[STATED PROBLEM]
All records must be quoted exactly. Omit the pictures.

[EXERCISE INPUT]
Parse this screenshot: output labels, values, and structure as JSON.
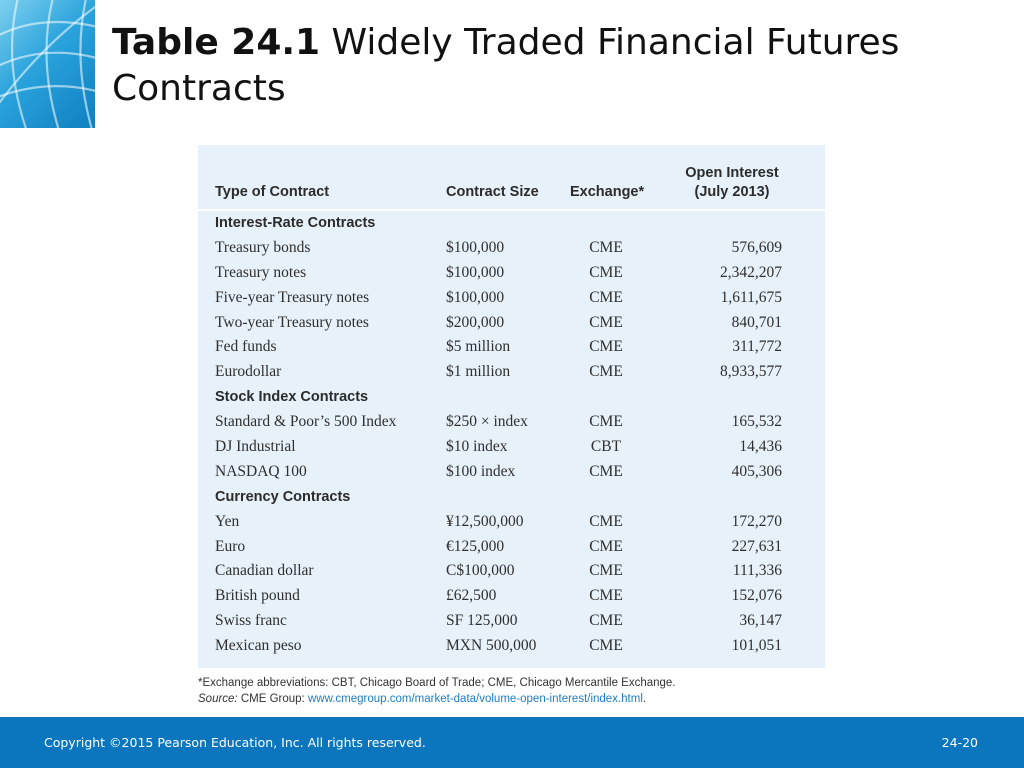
{
  "slide": {
    "title_bold": "Table 24.1",
    "title_rest": " Widely Traded Financial Futures Contracts"
  },
  "table": {
    "headers": {
      "type": "Type of Contract",
      "size": "Contract Size",
      "exchange": "Exchange*",
      "open_interest_line1": "Open Interest",
      "open_interest_line2": "(July 2013)"
    },
    "rows": [
      {
        "kind": "section",
        "label": "Interest-Rate Contracts"
      },
      {
        "kind": "data",
        "type": "Treasury bonds",
        "size": "$100,000",
        "exchange": "CME",
        "open_interest": "576,609"
      },
      {
        "kind": "data",
        "type": "Treasury notes",
        "size": "$100,000",
        "exchange": "CME",
        "open_interest": "2,342,207"
      },
      {
        "kind": "data",
        "type": "Five-year Treasury notes",
        "size": "$100,000",
        "exchange": "CME",
        "open_interest": "1,611,675"
      },
      {
        "kind": "data",
        "type": "Two-year Treasury notes",
        "size": "$200,000",
        "exchange": "CME",
        "open_interest": "840,701"
      },
      {
        "kind": "data",
        "type": "Fed funds",
        "size": "$5 million",
        "exchange": "CME",
        "open_interest": "311,772"
      },
      {
        "kind": "data",
        "type": "Eurodollar",
        "size": "$1 million",
        "exchange": "CME",
        "open_interest": "8,933,577"
      },
      {
        "kind": "section",
        "label": "Stock Index Contracts"
      },
      {
        "kind": "data",
        "type": "Standard & Poor’s 500 Index",
        "size": "$250 × index",
        "exchange": "CME",
        "open_interest": "165,532"
      },
      {
        "kind": "data",
        "type": "DJ Industrial",
        "size": "$10 index",
        "exchange": "CBT",
        "open_interest": "14,436"
      },
      {
        "kind": "data",
        "type": "NASDAQ 100",
        "size": "$100 index",
        "exchange": "CME",
        "open_interest": "405,306"
      },
      {
        "kind": "section",
        "label": "Currency Contracts"
      },
      {
        "kind": "data",
        "type": "Yen",
        "size": "¥12,500,000",
        "exchange": "CME",
        "open_interest": "172,270"
      },
      {
        "kind": "data",
        "type": "Euro",
        "size": "€125,000",
        "exchange": "CME",
        "open_interest": "227,631"
      },
      {
        "kind": "data",
        "type": "Canadian dollar",
        "size": "C$100,000",
        "exchange": "CME",
        "open_interest": "111,336"
      },
      {
        "kind": "data",
        "type": "British pound",
        "size": "£62,500",
        "exchange": "CME",
        "open_interest": "152,076"
      },
      {
        "kind": "data",
        "type": "Swiss franc",
        "size": "SF 125,000",
        "exchange": "CME",
        "open_interest": "36,147"
      },
      {
        "kind": "data",
        "type": "Mexican peso",
        "size": "MXN 500,000",
        "exchange": "CME",
        "open_interest": "101,051"
      }
    ]
  },
  "notes": {
    "footnote": "*Exchange abbreviations: CBT, Chicago Board of Trade; CME, Chicago Mercantile Exchange.",
    "source_label": "Source:",
    "source_text": " CME Group: ",
    "source_link": "www.cmegroup.com/market-data/volume-open-interest/index.html",
    "source_end": "."
  },
  "footer": {
    "copyright": "Copyright ©2015 Pearson Education, Inc. All rights reserved.",
    "page_number": "24-20"
  },
  "colors": {
    "accent": "#0b76bd",
    "panel": "#e7f1f9",
    "link": "#1c7ec4"
  },
  "icons": {
    "logo": "globe-lines-logo"
  }
}
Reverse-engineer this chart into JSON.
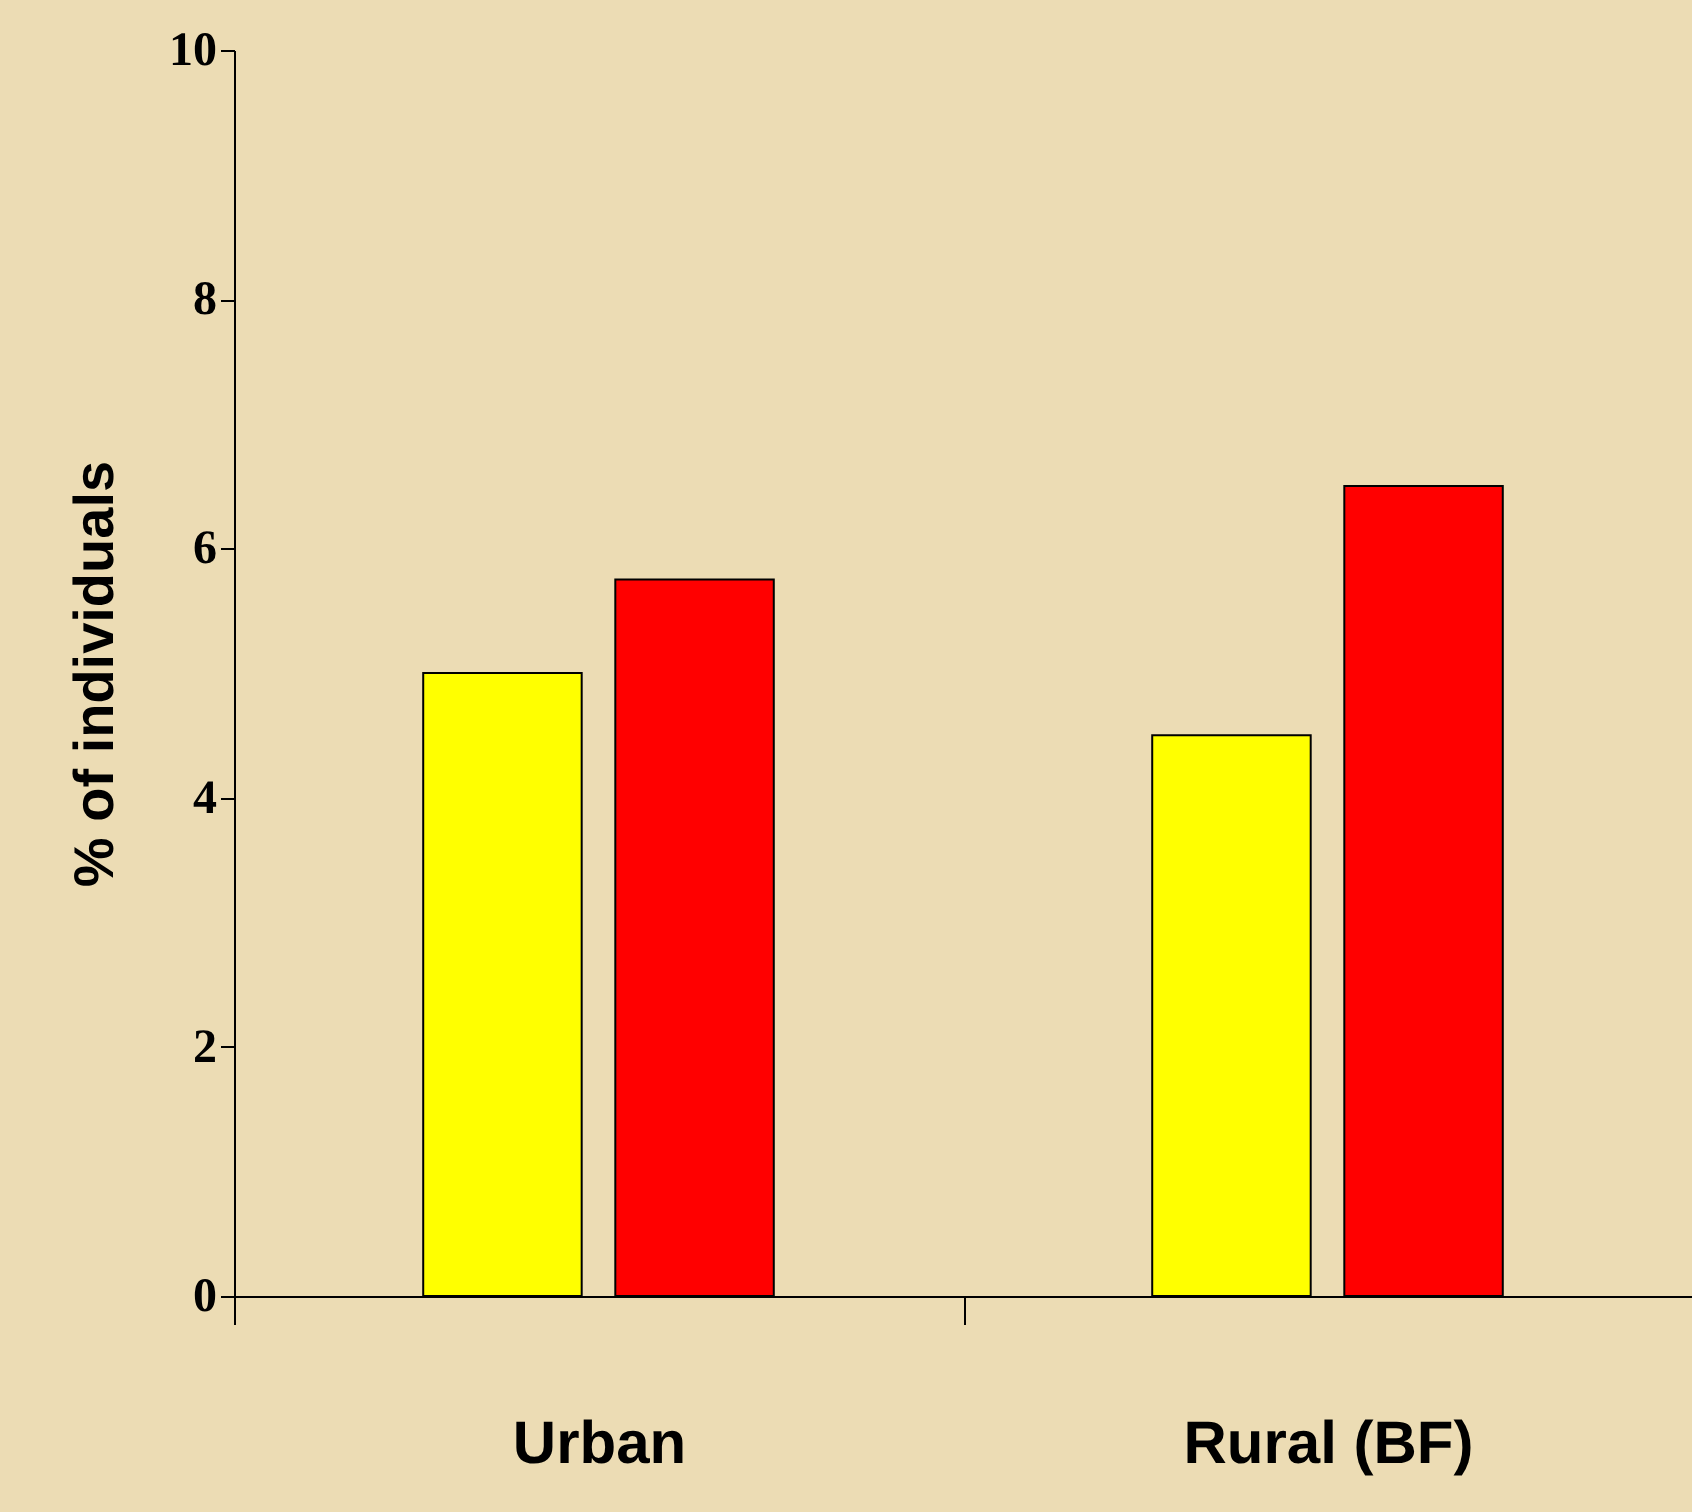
{
  "chart_data": {
    "type": "bar",
    "ylabel": "% of individuals",
    "categories": [
      "Urban",
      "Rural (BF)"
    ],
    "series": [
      {
        "color": "#ffff00",
        "values": [
          5.0,
          4.5
        ]
      },
      {
        "color": "#ff0000",
        "values": [
          5.75,
          6.5
        ]
      }
    ],
    "ylim": [
      0,
      10
    ],
    "yticks": [
      0,
      2,
      4,
      6,
      8,
      10
    ],
    "grid": false,
    "legend": false
  }
}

[EXERCISE SOLUTION]
Parse this screenshot: output labels, values, and structure as JSON.
{
  "slide": {
    "title_bold": "Table 24.1",
    "title_rest": " Widely Traded Financial Futures Contracts"
  },
  "table": {
    "headers": {
      "type": "Type of Contract",
      "size": "Contract Size",
      "exchange": "Exchange*",
      "open_interest_line1": "Open Interest",
      "open_interest_line2": "(July 2013)"
    },
    "rows": [
      {
        "kind": "section",
        "label": "Interest-Rate Contracts"
      },
      {
        "kind": "data",
        "type": "Treasury bonds",
        "size": "$100,000",
        "exchange": "CME",
        "open_interest": "576,609"
      },
      {
        "kind": "data",
        "type": "Treasury notes",
        "size": "$100,000",
        "exchange": "CME",
        "open_interest": "2,342,207"
      },
      {
        "kind": "data",
        "type": "Five-year Treasury notes",
        "size": "$100,000",
        "exchange": "CME",
        "open_interest": "1,611,675"
      },
      {
        "kind": "data",
        "type": "Two-year Treasury notes",
        "size": "$200,000",
        "exchange": "CME",
        "open_interest": "840,701"
      },
      {
        "kind": "data",
        "type": "Fed funds",
        "size": "$5 million",
        "exchange": "CME",
        "open_interest": "311,772"
      },
      {
        "kind": "data",
        "type": "Eurodollar",
        "size": "$1 million",
        "exchange": "CME",
        "open_interest": "8,933,577"
      },
      {
        "kind": "section",
        "label": "Stock Index Contracts"
      },
      {
        "kind": "data",
        "type": "Standard & Poor’s 500 Index",
        "size": "$250 × index",
        "exchange": "CME",
        "open_interest": "165,532"
      },
      {
        "kind": "data",
        "type": "DJ Industrial",
        "size": "$10 index",
        "exchange": "CBT",
        "open_interest": "14,436"
      },
      {
        "kind": "data",
        "type": "NASDAQ 100",
        "size": "$100 index",
        "exchange": "CME",
        "open_interest": "405,306"
      },
      {
        "kind": "section",
        "label": "Currency Contracts"
      },
      {
        "kind": "data",
        "type": "Yen",
        "size": "¥12,500,000",
        "exchange": "CME",
        "open_interest": "172,270"
      },
      {
        "kind": "data",
        "type": "Euro",
        "size": "€125,000",
        "exchange": "CME",
        "open_interest": "227,631"
      },
      {
        "kind": "data",
        "type": "Canadian dollar",
        "size": "C$100,000",
        "exchange": "CME",
        "open_interest": "111,336"
      },
      {
        "kind": "data",
        "type": "British pound",
        "size": "£62,500",
        "exchange": "CME",
        "open_interest": "152,076"
      },
      {
        "kind": "data",
        "type": "Swiss franc",
        "size": "SF 125,000",
        "exchange": "CME",
        "open_interest": "36,147"
      },
      {
        "kind": "data",
        "type": "Mexican peso",
        "size": "MXN 500,000",
        "exchange": "CME",
        "open_interest": "101,051"
      }
    ]
  },
  "notes": {
    "footnote": "*Exchange abbreviations: CBT, Chicago Board of Trade; CME, Chicago Mercantile Exchange.",
    "source_label": "Source:",
    "source_text": " CME Group: ",
    "source_link": "www.cmegroup.com/market-data/volume-open-interest/index.html",
    "source_end": "."
  },
  "footer": {
    "copyright": "Copyright ©2015 Pearson Education, Inc. All rights reserved.",
    "page_number": "24-20"
  },
  "colors": {
    "accent": "#0b76bd",
    "panel": "#e7f1f9",
    "link": "#1c7ec4"
  },
  "icons": {
    "logo": "globe-lines-logo"
  }
}
Reverse-engineer this chart into JSON.
{
  "chart_data": {
    "type": "bar",
    "ylabel": "% of individuals",
    "categories": [
      "Urban",
      "Rural (BF)"
    ],
    "series": [
      {
        "color": "#ffff00",
        "values": [
          5.0,
          4.5
        ]
      },
      {
        "color": "#ff0000",
        "values": [
          5.75,
          6.5
        ]
      }
    ],
    "ylim": [
      0,
      10
    ],
    "yticks": [
      0,
      2,
      4,
      6,
      8,
      10
    ],
    "grid": false,
    "legend": false
  }
}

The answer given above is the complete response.